**EXERCISE AIM**
Count lines with the string "channel" in them. State the number alone.

════

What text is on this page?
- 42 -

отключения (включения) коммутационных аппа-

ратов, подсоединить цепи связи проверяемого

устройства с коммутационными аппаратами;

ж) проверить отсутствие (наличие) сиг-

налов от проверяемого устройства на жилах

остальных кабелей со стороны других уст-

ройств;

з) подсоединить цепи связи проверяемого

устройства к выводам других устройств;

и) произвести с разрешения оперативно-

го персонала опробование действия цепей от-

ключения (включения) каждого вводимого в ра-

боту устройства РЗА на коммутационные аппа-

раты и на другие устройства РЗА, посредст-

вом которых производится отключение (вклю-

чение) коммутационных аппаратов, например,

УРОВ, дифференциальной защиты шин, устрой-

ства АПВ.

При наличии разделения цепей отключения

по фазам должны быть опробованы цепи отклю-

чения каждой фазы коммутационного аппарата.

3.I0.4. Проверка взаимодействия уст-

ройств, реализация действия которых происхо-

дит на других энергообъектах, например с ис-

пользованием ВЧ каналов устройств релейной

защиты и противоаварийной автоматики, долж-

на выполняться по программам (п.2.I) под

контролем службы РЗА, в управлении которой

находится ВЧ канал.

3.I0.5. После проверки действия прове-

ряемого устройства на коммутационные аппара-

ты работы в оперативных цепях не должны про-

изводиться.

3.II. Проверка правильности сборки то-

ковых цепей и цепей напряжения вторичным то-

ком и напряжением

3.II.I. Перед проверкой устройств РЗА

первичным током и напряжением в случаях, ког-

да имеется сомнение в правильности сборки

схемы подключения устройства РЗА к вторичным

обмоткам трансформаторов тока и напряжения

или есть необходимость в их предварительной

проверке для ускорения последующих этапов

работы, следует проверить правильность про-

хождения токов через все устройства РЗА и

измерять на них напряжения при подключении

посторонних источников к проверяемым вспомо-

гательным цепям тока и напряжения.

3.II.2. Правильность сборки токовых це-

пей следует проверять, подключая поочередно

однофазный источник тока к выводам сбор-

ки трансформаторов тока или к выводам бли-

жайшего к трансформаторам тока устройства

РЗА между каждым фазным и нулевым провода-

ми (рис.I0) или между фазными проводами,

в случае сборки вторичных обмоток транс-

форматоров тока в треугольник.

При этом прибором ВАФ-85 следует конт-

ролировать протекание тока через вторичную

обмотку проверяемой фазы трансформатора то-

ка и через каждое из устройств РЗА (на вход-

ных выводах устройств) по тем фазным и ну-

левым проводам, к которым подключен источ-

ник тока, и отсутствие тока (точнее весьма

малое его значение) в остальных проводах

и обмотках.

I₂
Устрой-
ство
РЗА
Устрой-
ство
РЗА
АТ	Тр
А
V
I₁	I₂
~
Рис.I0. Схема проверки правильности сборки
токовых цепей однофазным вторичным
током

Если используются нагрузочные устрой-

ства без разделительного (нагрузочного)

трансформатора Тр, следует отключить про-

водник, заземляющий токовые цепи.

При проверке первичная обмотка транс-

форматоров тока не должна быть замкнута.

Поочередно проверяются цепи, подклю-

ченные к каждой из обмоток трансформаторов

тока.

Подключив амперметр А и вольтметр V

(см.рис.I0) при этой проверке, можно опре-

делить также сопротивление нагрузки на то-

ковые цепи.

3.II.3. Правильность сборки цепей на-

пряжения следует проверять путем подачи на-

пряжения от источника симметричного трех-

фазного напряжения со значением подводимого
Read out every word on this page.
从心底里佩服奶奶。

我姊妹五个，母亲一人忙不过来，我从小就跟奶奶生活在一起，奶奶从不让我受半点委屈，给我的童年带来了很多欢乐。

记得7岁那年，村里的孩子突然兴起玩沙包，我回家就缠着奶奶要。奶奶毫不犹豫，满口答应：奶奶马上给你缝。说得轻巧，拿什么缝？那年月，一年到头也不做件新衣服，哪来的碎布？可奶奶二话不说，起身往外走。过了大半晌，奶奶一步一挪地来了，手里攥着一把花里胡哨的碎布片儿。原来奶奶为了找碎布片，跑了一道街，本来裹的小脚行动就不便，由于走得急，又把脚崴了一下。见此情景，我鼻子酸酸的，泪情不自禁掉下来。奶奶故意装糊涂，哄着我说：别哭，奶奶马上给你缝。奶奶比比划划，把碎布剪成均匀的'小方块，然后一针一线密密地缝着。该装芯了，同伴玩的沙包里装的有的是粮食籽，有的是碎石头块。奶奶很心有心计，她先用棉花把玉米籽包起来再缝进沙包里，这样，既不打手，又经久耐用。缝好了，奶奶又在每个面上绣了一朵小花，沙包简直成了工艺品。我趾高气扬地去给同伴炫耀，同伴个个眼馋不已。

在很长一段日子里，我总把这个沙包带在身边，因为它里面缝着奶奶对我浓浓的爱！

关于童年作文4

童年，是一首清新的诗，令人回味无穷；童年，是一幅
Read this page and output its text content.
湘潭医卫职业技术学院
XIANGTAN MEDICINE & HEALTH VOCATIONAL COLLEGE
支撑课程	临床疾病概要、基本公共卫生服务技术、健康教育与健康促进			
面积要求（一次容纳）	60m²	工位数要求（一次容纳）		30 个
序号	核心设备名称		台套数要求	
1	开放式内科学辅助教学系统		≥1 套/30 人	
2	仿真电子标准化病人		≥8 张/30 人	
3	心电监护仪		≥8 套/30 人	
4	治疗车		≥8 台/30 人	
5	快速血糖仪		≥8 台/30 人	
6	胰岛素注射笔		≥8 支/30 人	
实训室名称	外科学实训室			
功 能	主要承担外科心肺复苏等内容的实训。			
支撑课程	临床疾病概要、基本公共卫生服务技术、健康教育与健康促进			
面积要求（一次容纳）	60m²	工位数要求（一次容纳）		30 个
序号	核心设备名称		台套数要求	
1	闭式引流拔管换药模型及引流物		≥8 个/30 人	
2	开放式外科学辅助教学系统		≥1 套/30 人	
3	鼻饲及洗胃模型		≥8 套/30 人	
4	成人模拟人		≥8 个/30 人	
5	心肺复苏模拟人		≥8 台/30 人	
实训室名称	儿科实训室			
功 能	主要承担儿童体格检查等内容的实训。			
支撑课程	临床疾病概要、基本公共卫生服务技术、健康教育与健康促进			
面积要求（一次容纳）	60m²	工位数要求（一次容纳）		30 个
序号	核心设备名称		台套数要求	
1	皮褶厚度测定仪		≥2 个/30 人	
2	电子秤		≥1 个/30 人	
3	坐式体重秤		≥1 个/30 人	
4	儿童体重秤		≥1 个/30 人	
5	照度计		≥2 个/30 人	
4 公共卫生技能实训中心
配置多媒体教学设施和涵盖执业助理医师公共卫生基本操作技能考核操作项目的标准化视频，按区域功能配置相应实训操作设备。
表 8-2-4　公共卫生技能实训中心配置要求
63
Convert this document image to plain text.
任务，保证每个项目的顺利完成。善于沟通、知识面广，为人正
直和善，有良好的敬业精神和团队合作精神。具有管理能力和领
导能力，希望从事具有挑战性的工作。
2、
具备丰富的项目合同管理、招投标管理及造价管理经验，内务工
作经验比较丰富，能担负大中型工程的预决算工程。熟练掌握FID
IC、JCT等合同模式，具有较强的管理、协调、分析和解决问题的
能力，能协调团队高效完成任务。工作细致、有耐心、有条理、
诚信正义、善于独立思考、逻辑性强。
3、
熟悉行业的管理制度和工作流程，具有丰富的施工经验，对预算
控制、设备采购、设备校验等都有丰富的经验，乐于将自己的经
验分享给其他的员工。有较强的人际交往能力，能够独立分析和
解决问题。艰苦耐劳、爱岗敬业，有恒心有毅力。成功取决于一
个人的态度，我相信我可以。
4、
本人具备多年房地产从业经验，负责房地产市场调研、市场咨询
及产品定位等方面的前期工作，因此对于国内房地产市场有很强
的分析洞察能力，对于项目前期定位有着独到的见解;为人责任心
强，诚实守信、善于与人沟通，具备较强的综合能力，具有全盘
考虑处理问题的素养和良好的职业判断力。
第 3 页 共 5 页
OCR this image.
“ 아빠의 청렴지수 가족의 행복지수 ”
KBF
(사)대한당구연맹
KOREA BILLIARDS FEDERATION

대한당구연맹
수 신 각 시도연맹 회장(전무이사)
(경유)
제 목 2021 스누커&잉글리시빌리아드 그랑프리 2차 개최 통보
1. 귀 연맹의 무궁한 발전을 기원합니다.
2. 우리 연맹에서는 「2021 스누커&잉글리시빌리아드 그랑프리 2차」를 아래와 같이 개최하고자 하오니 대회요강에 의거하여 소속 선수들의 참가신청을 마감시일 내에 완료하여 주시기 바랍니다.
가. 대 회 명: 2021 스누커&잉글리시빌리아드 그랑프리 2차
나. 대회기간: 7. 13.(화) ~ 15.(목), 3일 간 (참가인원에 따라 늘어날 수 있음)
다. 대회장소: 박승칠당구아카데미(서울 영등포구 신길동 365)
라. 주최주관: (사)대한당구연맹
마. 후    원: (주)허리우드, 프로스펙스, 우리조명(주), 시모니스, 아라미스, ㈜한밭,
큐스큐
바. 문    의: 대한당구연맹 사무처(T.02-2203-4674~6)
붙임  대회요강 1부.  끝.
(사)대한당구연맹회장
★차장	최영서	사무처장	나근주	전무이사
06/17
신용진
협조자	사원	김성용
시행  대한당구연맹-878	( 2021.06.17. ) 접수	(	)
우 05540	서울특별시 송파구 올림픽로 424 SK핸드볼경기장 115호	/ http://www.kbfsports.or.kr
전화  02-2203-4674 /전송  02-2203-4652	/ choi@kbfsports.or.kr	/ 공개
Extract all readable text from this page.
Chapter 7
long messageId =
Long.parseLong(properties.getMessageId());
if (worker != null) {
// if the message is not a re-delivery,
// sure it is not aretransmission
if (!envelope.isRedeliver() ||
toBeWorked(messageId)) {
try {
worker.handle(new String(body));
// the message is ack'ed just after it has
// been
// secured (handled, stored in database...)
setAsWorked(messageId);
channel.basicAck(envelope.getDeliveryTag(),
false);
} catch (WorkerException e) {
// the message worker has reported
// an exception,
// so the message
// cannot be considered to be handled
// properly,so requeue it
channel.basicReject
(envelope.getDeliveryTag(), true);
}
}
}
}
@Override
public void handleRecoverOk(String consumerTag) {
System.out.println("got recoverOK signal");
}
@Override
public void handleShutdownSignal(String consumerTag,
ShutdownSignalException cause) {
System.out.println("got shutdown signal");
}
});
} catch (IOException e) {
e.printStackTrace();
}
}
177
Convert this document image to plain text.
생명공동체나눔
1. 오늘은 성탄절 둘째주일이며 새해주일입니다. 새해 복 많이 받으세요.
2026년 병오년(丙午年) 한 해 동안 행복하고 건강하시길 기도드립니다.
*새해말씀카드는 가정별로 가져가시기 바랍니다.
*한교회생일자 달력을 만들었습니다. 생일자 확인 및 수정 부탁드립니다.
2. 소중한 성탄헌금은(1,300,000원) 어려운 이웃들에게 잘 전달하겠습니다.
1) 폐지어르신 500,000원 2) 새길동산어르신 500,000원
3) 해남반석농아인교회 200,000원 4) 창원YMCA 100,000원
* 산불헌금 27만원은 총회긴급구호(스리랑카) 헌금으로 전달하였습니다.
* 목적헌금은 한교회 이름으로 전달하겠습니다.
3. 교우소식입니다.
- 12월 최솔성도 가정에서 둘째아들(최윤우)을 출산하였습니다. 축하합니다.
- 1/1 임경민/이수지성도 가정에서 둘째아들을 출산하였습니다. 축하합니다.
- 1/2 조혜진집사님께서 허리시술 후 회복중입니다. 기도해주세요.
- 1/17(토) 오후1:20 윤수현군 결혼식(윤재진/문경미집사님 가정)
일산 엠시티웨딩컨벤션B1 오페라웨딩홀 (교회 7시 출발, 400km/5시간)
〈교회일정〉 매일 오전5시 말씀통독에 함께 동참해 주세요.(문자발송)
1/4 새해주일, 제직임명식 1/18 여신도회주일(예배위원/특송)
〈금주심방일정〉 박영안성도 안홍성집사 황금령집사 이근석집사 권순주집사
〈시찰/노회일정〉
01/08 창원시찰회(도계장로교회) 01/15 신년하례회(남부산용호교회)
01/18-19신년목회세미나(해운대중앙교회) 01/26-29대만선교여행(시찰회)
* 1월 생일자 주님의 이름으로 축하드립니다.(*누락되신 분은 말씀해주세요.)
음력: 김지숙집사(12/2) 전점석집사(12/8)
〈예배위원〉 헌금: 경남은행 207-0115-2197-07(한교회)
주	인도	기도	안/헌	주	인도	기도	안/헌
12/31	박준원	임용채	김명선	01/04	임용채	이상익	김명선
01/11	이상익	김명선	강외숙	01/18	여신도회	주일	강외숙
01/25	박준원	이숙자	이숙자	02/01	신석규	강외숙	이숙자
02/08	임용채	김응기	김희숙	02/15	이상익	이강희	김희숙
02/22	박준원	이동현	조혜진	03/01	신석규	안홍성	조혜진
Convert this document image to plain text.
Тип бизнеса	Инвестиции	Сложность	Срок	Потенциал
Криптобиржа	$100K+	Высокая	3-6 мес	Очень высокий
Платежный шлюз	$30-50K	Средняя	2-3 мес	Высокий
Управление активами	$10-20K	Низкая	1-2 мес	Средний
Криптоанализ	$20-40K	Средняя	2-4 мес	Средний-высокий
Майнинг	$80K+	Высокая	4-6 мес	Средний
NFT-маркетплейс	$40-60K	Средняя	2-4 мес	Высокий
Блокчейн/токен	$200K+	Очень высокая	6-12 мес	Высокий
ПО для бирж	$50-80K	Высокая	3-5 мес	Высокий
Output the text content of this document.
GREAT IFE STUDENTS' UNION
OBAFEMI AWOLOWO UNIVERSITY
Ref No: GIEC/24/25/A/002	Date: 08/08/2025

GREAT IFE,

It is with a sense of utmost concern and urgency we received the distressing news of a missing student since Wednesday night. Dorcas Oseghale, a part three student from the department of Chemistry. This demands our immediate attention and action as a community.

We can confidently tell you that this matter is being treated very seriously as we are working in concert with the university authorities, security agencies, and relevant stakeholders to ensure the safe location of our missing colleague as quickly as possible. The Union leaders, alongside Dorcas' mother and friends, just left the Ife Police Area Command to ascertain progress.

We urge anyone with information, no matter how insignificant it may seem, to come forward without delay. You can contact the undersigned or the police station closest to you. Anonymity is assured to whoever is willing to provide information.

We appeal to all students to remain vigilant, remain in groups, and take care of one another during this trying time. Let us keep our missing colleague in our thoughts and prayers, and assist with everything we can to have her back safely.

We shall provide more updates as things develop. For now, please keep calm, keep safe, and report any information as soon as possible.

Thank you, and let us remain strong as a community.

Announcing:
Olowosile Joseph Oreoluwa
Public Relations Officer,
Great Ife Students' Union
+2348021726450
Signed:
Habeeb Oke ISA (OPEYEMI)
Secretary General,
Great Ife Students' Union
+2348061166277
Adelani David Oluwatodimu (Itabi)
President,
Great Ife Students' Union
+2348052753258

════

**SOLUTION**
2